■ **Aim**
Return all of the entries exactly as written.

■ **Data shown**

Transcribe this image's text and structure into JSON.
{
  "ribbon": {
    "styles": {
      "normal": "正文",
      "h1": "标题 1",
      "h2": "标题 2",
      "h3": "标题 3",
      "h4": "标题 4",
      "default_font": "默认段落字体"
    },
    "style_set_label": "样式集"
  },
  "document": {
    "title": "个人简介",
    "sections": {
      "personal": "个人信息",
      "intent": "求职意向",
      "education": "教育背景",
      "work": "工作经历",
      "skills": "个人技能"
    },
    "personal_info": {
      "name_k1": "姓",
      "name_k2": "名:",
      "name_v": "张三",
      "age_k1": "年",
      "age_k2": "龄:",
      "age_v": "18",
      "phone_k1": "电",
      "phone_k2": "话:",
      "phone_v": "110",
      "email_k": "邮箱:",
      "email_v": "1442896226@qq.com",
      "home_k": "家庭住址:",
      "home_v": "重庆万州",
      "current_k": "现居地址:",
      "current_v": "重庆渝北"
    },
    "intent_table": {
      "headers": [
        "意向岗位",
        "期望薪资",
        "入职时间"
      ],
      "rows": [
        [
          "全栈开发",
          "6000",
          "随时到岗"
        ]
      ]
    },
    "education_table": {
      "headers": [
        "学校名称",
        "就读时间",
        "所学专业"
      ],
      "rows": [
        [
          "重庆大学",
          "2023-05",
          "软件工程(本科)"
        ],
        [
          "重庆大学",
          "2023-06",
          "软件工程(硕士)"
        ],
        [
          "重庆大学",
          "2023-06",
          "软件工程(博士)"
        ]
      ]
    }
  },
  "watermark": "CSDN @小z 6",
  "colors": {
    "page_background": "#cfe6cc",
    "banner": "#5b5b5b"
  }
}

■ **Expected answer**
Transcribe this image's text and structure into JSON.
{
  "ribbon": {
    "styles": {
      "normal": "正文",
      "h1": "标题 1",
      "h2": "标题 2",
      "h3": "标题 3",
      "h4": "标题 4",
      "default_font": "默认段落字体"
    },
    "style_set_label": "样式集"
  },
  "document": {
    "title": "个人简介",
    "sections": {
      "personal": "个人信息",
      "intent": "求职意向",
      "education": "教育背景",
      "work": "工作经历",
      "skills": "个人技能"
    },
    "personal_info": {
      "name_k1": "姓",
      "name_k2": "名:",
      "name_v": "张三",
      "age_k1": "年",
      "age_k2": "龄:",
      "age_v": "18",
      "phone_k1": "电",
      "phone_k2": "话:",
      "phone_v": "110",
      "email_k": "邮箱:",
      "email_v": "1442896226@qq.com",
      "home_k": "家庭住址:",
      "home_v": "重庆万州",
      "current_k": "现居地址:",
      "current_v": "重庆渝北"
    },
    "intent_table": {
      "headers": [
        "意向岗位",
        "期望薪资",
        "入职时间"
      ],
      "rows": [
        [
          "全栈开发",
          "6000",
          "随时到岗"
        ]
      ]
    },
    "education_table": {
      "headers": [
        "学校名称",
        "就读时间",
        "所学专业"
      ],
      "rows": [
        [
          "重庆大学",
          "2023-05",
          "软件工程(本科)"
        ],
        [
          "重庆大学",
          "2023-06",
          "软件工程(硕士)"
        ],
        [
          "重庆大学",
          "2023-06",
          "软件工程(博士)"
        ]
      ]
    }
  },
  "watermark": "CSDN @小z 6",
  "colors": {
    "page_background": "#cfe6cc",
    "banner": "#5b5b5b"
  }
}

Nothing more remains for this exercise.